→ **Written problem**
Every record should be written out exactly, with the pictures left out.

→ **Given entries**

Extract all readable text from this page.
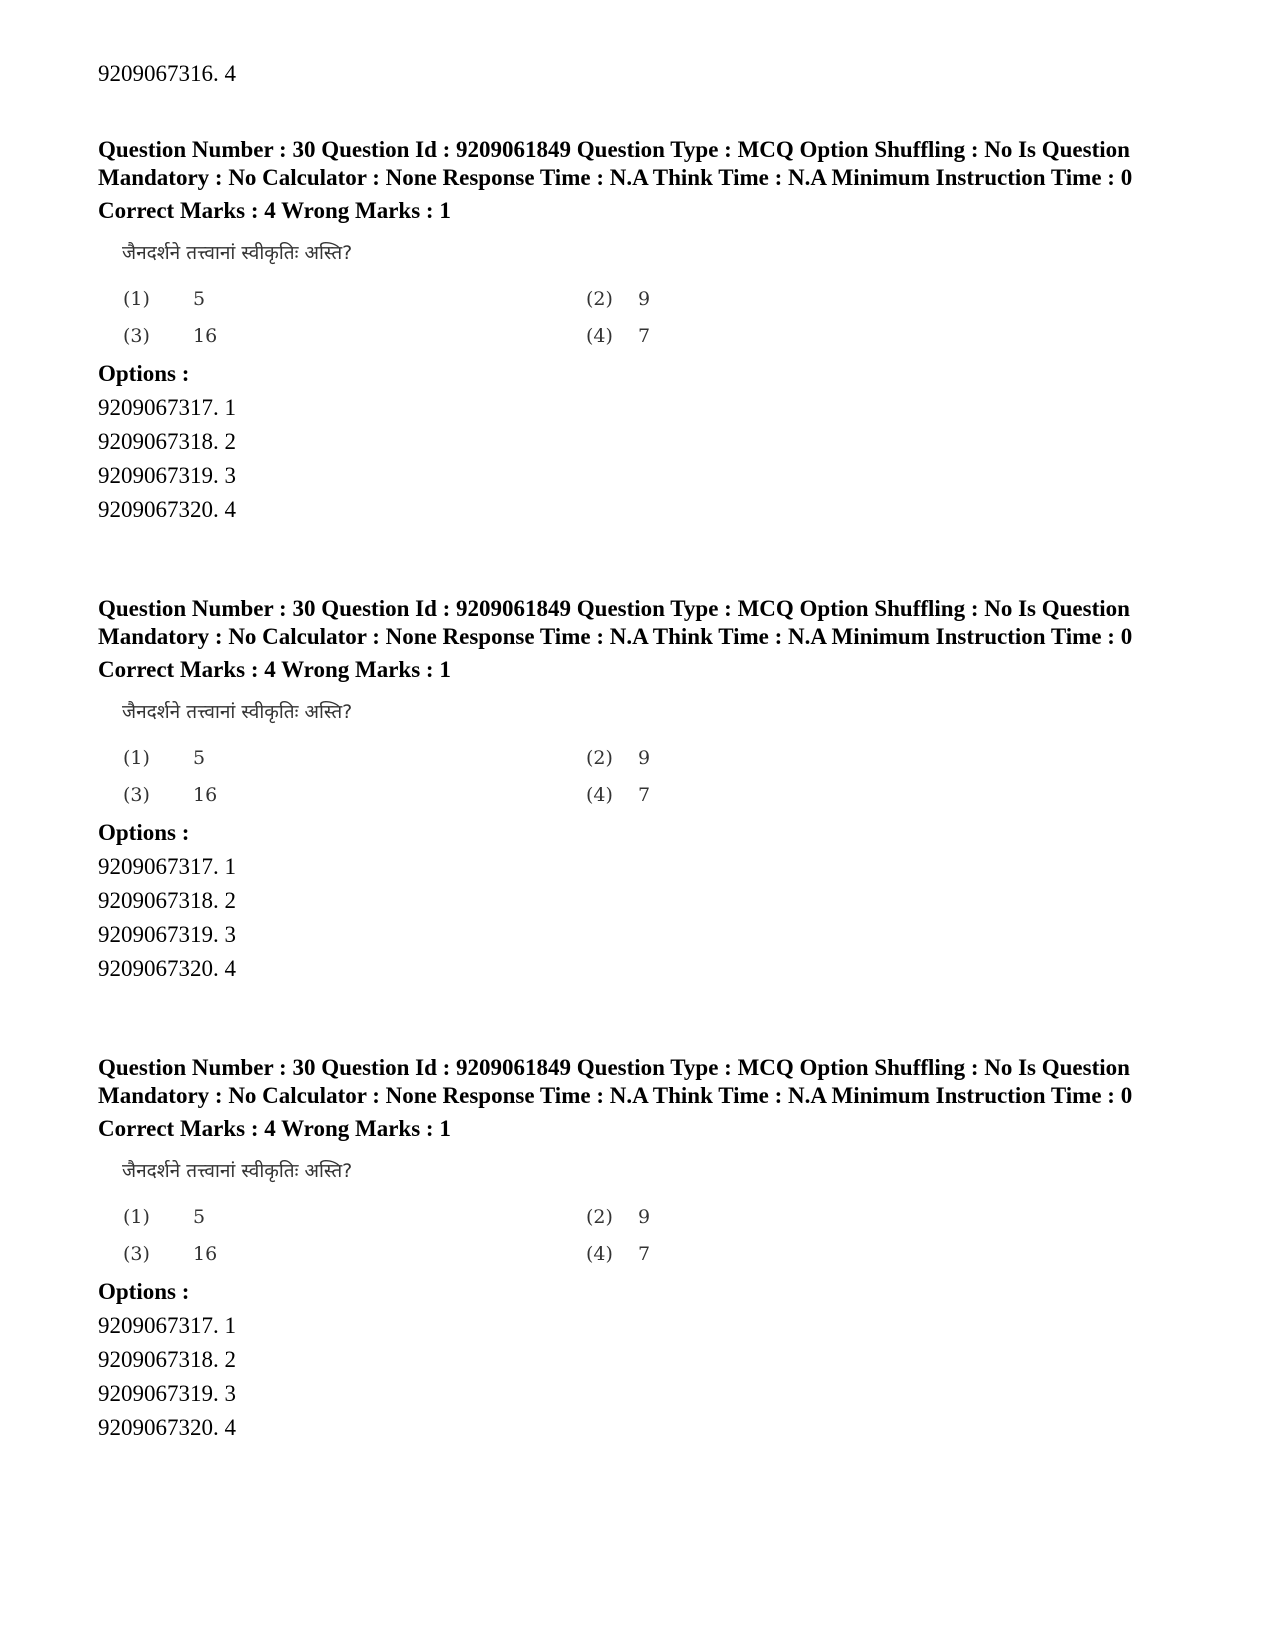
9209067316. 4

Question Number : 30 Question Id : 9209061849 Question Type : MCQ Option Shuffling : No Is Question Mandatory : No Calculator : None Response Time : N.A Think Time : N.A Minimum Instruction Time : 0

Correct Marks : 4 Wrong Marks : 1
जैनदर्शने तत्त्वानां स्वीकृतिः अस्ति?
(1) 5	(2) 9
(3) 16	(4) 7
Options :
9209067317. 1
9209067318. 2
9209067319. 3
9209067320. 4

Question Number : 30 Question Id : 9209061849 Question Type : MCQ Option Shuffling : No Is Question Mandatory : No Calculator : None Response Time : N.A Think Time : N.A Minimum Instruction Time : 0

Correct Marks : 4 Wrong Marks : 1
जैनदर्शने तत्त्वानां स्वीकृतिः अस्ति?
(1) 5	(2) 9
(3) 16	(4) 7
Options :
9209067317. 1
9209067318. 2
9209067319. 3
9209067320. 4

Question Number : 30 Question Id : 9209061849 Question Type : MCQ Option Shuffling : No Is Question Mandatory : No Calculator : None Response Time : N.A Think Time : N.A Minimum Instruction Time : 0

Correct Marks : 4 Wrong Marks : 1
जैनदर्शने तत्त्वानां स्वीकृतिः अस्ति?
(1) 5	(2) 9
(3) 16	(4) 7
Options :
9209067317. 1
9209067318. 2
9209067319. 3
9209067320. 4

→ **Answer to the task**
Extract all readable text from this page.
9209067316. 4

Question Number : 30 Question Id : 9209061849 Question Type : MCQ Option Shuffling : No Is Question Mandatory : No Calculator : None Response Time : N.A Think Time : N.A Minimum Instruction Time : 0

Correct Marks : 4 Wrong Marks : 1
जैनदर्शने तत्त्वानां स्वीकृतिः अस्ति?
(1) 5	(2) 9
(3) 16	(4) 7
Options :
9209067317. 1
9209067318. 2
9209067319. 3
9209067320. 4

Question Number : 30 Question Id : 9209061849 Question Type : MCQ Option Shuffling : No Is Question Mandatory : No Calculator : None Response Time : N.A Think Time : N.A Minimum Instruction Time : 0

Correct Marks : 4 Wrong Marks : 1
जैनदर्शने तत्त्वानां स्वीकृतिः अस्ति?
(1) 5	(2) 9
(3) 16	(4) 7
Options :
9209067317. 1
9209067318. 2
9209067319. 3
9209067320. 4

Question Number : 30 Question Id : 9209061849 Question Type : MCQ Option Shuffling : No Is Question Mandatory : No Calculator : None Response Time : N.A Think Time : N.A Minimum Instruction Time : 0

Correct Marks : 4 Wrong Marks : 1
जैनदर्शने तत्त्वानां स्वीकृतिः अस्ति?
(1) 5	(2) 9
(3) 16	(4) 7
Options :
9209067317. 1
9209067318. 2
9209067319. 3
9209067320. 4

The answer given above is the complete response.